EXTRACT TO READ:
At the time of the Constitution’s framing, the common law was understood as something that judges discovered. Judges were not making law, they were finding it. But with the advent of legal realism and other modern movements, this understanding came to be rejected as untrue and unsophisticated. Instead, judges were thought to be engaged in policymaking when they decided whether to overrule old cases or applied law to new facts.

Formalists understand that the distinction between legislating and adjudicating is essential to their enterprise and therefore have not been willing to abandon it. But they often provide only a weak defense, saying things like “judges make the law, but do so as judges, one case at a time, in a small, interstitial way.”

I think this defense misses much of what was going on in the common law. Judges were not simply constrained by having to make small changes. They were also constrained by other features.  The common law was often considered to be the customs of the people, judicial precedents, and the reason of the common law. Two of these features did not require in the main that judges consider values.  Judicial precedents are largely facts (although the meaning and scope of those precedents may be subject to dispute). The customs of the people are also facts (although there may be issues as to recognizing when those customs rises to the level of law).

The reason of the common law – the artificial reason that Coke praised – does require judges to consider values, but requires them to do so in a constrained way. When a custom or precedent did not exist, or when two customs or precedents conflicted, a judge might have to consider values. But they did so based on the values of the existing system. The judges' familiarity with the law would allow them to understand how the existing system functioned and what the values were that the system promoted. They were to decide open questions based on this functioning and those values.  This is not a free choice of values. Instead, it is getting a significant, if sometimes subtle, direction from the existing system.

DATASET CONTENT:
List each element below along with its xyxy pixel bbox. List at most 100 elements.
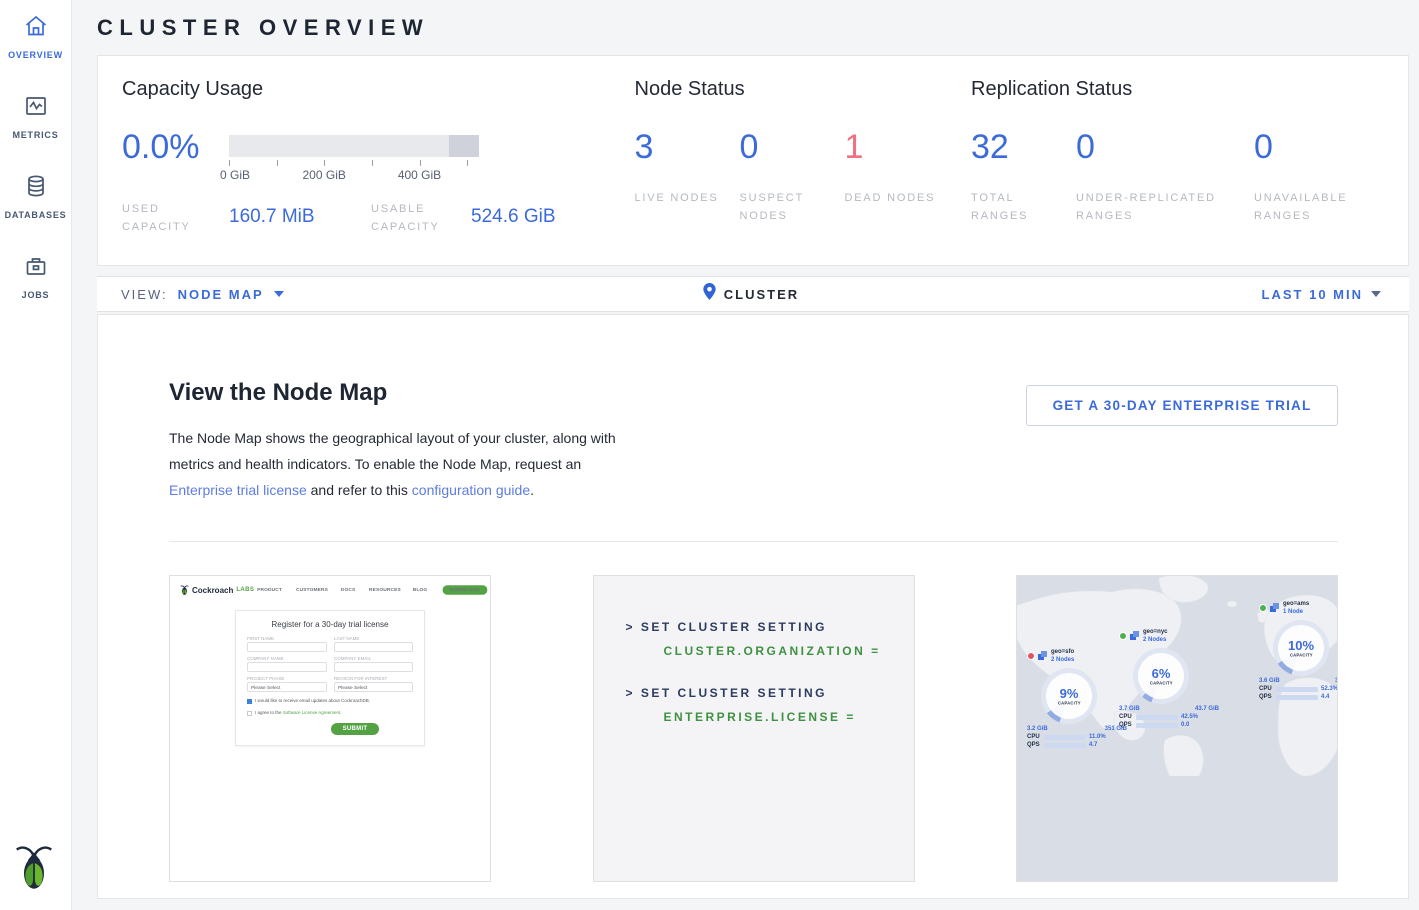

PARTS OF THE EXERCISE:
1. In the passage on common-law judging, what three things was the common law often considered to be?
2. Carry on the passage on common-law judging from its last sentence.
The listing stands apart from the passage on common-law judging and is not part of it.

WRITTEN RESPONSES:
1. The customs of the people, judicial precedents, and the reason of the common law.

2.
Of course, these constraints would not have been welcomed by those judges who sought to overturn the existing system. The legal realists and progressives were quick to reject this system, which they often viewed as imposing undue constraints on judicial progress.

But their unease with the system does not mean it was incoherent or unattractive. The idea that judges were finding or discovering the law should not be understood as denying to them any value decisions. But it does mean that these judges were much more limited than judges who could decide what they wanted so long as they did it one case at a time.

Modern legal scholars have been largely hostile to this traditional conception of the common law. But not all of them. A recent article – by originalist Stephen Sachs – argues in favor of finding the law. That’s a welcome development.